TASK:
Each line in the entries below that holds the string "serious" is to be listed.

EXTRACTED RECORDS:
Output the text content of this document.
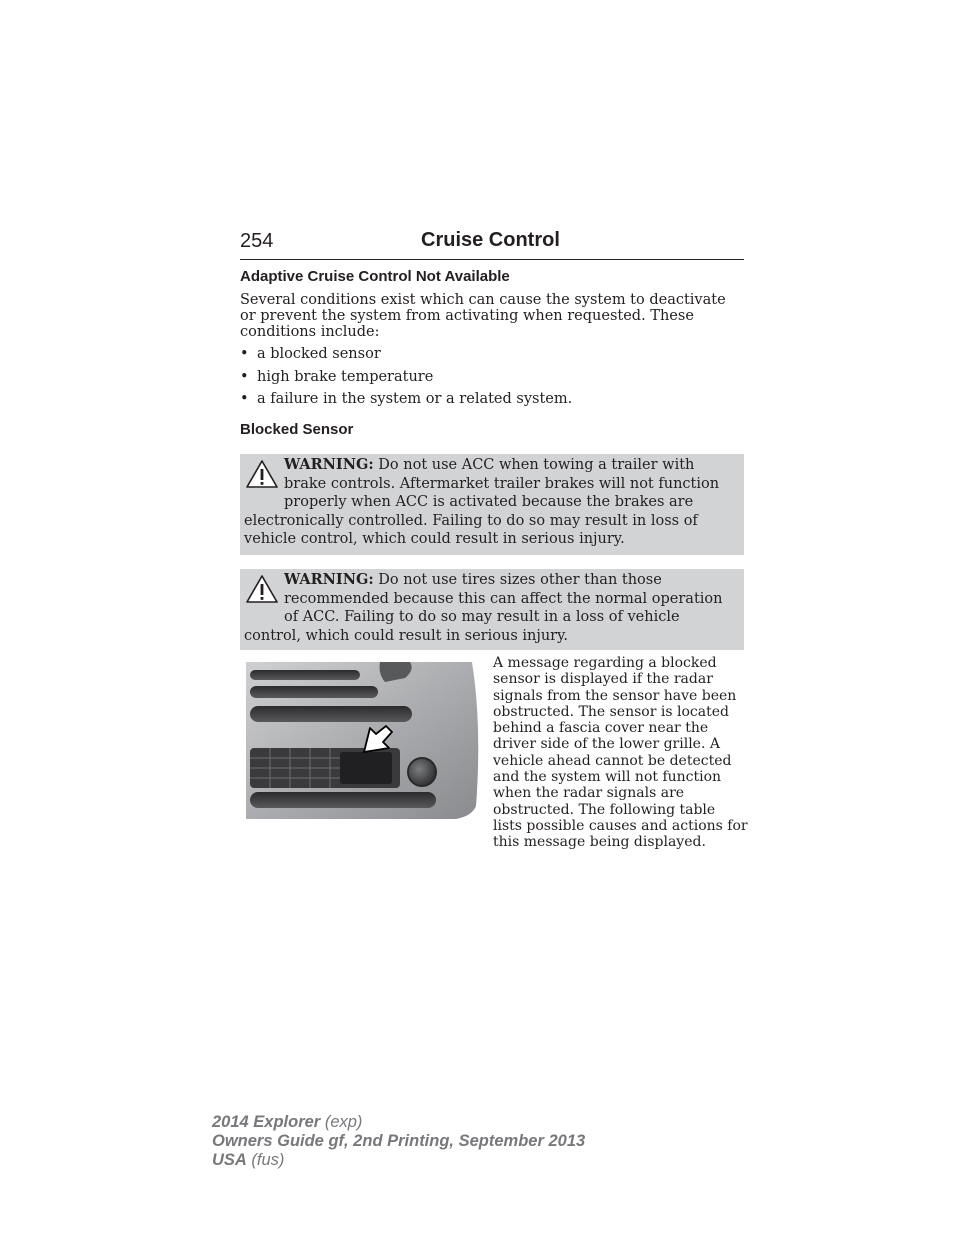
254	Cruise Control
Adaptive Cruise Control Not Available

Several conditions exist which can cause the system to deactivate or prevent the system from activating when requested. These conditions include:

• a blocked sensor
• high brake temperature
• a failure in the system or a related system.
Blocked Sensor
WARNING: Do not use ACC when towing a trailer with brake controls. Aftermarket trailer brakes will not function properly when ACC is activated because the brakes are electronically controlled. Failing to do so may result in loss of vehicle control, which could result in serious injury.
WARNING: Do not use tires sizes other than those recommended because this can affect the normal operation of ACC. Failing to do so may result in a loss of vehicle control, which could result in serious injury.

A message regarding a blocked sensor is displayed if the radar signals from the sensor have been obstructed. The sensor is located behind a fascia cover near the driver side of the lower grille. A vehicle ahead cannot be detected and the system will not function when the radar signals are obstructed. The following table lists possible causes and actions for this message being displayed.

2014 Explorer (exp)
Owners Guide gf, 2nd Printing, September 2013
USA (fus)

CORRECT RESPONSE:
WARNING: Do not use ACC when towing a trailer with brake controls. Aftermarket trailer brakes will not function properly when ACC is activated because the brakes are electronically controlled. Failing to do so may result in loss of vehicle control, which could result in serious injury.
WARNING: Do not use tires sizes other than those recommended because this can affect the normal operation of ACC. Failing to do so may result in a loss of vehicle control, which could result in serious injury.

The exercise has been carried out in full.